_TASK BRIEF_
Below are entries; tally how many lines hold the string "deux" and answer with only that figure.

_MATERIAL PROVIDED_
------

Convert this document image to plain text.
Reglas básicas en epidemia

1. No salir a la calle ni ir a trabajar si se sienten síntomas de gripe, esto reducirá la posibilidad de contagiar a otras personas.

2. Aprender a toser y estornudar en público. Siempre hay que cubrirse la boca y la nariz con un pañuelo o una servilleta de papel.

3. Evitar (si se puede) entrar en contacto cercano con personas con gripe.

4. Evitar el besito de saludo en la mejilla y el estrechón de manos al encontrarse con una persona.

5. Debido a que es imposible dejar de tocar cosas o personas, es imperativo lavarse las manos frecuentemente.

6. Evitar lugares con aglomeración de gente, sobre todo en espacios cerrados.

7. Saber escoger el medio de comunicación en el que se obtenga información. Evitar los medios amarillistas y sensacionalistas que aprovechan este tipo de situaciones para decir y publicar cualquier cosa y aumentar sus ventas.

------

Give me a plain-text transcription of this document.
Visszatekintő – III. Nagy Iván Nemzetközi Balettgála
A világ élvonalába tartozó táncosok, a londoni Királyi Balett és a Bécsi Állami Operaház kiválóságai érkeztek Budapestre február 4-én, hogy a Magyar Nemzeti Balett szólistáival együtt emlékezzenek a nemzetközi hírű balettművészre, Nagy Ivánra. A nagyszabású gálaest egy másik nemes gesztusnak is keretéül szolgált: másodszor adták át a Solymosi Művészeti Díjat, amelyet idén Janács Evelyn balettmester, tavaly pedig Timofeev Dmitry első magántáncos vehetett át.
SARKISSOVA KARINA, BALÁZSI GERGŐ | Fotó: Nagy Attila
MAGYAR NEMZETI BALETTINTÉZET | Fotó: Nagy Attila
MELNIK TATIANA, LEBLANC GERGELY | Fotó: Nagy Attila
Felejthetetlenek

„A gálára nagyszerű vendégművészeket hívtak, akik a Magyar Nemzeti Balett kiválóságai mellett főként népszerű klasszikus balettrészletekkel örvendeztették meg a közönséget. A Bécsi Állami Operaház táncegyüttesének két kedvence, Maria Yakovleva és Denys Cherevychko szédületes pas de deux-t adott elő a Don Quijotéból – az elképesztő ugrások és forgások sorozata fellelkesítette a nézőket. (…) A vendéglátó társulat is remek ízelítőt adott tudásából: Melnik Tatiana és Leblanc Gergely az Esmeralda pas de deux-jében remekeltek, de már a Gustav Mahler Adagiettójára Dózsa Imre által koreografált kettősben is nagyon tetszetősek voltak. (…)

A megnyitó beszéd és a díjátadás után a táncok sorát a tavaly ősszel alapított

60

------

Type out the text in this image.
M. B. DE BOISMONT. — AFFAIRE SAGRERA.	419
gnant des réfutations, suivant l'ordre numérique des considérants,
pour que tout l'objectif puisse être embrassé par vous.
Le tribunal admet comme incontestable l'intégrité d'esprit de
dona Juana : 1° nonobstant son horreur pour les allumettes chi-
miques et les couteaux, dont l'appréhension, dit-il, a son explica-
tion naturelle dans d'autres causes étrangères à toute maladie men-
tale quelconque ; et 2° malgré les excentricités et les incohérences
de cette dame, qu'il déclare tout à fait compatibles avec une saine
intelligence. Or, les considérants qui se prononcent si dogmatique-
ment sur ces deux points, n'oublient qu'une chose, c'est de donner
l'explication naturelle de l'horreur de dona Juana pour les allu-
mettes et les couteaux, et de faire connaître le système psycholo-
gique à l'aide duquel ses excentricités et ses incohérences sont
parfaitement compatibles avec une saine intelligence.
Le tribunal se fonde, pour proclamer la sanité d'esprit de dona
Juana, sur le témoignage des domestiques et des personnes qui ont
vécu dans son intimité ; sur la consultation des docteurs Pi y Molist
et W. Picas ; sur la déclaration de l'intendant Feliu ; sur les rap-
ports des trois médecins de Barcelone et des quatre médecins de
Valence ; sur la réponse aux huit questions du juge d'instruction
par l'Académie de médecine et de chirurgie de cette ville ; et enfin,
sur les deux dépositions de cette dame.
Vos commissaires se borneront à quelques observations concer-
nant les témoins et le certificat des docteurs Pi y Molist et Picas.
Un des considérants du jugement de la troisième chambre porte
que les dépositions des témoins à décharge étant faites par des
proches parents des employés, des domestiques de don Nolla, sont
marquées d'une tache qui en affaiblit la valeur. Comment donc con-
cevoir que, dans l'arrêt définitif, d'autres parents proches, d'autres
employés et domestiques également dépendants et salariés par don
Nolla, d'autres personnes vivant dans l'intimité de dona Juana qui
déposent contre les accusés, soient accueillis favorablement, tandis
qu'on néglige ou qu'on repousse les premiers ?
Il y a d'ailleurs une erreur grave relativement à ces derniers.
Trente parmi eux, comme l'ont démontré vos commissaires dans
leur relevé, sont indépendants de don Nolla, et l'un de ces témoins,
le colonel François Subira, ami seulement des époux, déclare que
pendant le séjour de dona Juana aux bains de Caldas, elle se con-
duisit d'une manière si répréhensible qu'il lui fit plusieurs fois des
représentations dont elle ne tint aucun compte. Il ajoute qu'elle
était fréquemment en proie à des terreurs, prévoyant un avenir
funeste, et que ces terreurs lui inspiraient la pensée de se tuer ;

------

_RESPONSE TO THIS EXERCISE_
3